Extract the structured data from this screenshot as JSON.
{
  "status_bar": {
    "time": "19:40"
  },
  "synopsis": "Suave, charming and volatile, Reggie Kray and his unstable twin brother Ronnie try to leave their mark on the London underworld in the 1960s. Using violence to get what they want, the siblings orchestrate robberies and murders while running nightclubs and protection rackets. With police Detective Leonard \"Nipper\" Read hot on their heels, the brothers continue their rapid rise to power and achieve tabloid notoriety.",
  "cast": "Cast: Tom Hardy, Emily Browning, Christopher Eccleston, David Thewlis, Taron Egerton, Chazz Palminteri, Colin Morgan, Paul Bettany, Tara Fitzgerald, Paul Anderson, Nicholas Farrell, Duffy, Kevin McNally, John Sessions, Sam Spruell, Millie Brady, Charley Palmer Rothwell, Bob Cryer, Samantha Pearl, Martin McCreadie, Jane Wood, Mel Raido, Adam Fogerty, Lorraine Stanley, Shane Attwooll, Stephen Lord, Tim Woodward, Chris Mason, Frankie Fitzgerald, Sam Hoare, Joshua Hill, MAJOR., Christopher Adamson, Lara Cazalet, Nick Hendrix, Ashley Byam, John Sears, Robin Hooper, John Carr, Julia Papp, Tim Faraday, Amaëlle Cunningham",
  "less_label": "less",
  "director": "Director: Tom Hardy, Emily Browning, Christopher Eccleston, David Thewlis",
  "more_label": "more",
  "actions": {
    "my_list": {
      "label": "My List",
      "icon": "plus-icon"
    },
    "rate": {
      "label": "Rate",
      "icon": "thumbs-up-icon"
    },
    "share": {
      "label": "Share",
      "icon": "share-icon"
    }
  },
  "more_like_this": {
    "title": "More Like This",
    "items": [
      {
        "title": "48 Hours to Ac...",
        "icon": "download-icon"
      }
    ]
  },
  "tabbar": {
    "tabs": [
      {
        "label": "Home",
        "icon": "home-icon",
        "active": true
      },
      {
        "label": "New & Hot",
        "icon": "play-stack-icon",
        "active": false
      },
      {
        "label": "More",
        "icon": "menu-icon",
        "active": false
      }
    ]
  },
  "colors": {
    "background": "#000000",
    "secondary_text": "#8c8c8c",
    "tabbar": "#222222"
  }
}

================

**YOUR GOAL:** Write out every line from the entries where "title" appears.

**TASK SOLUTION:**
    "title": "More Like This",
        "title": "48 Hours to Ac...",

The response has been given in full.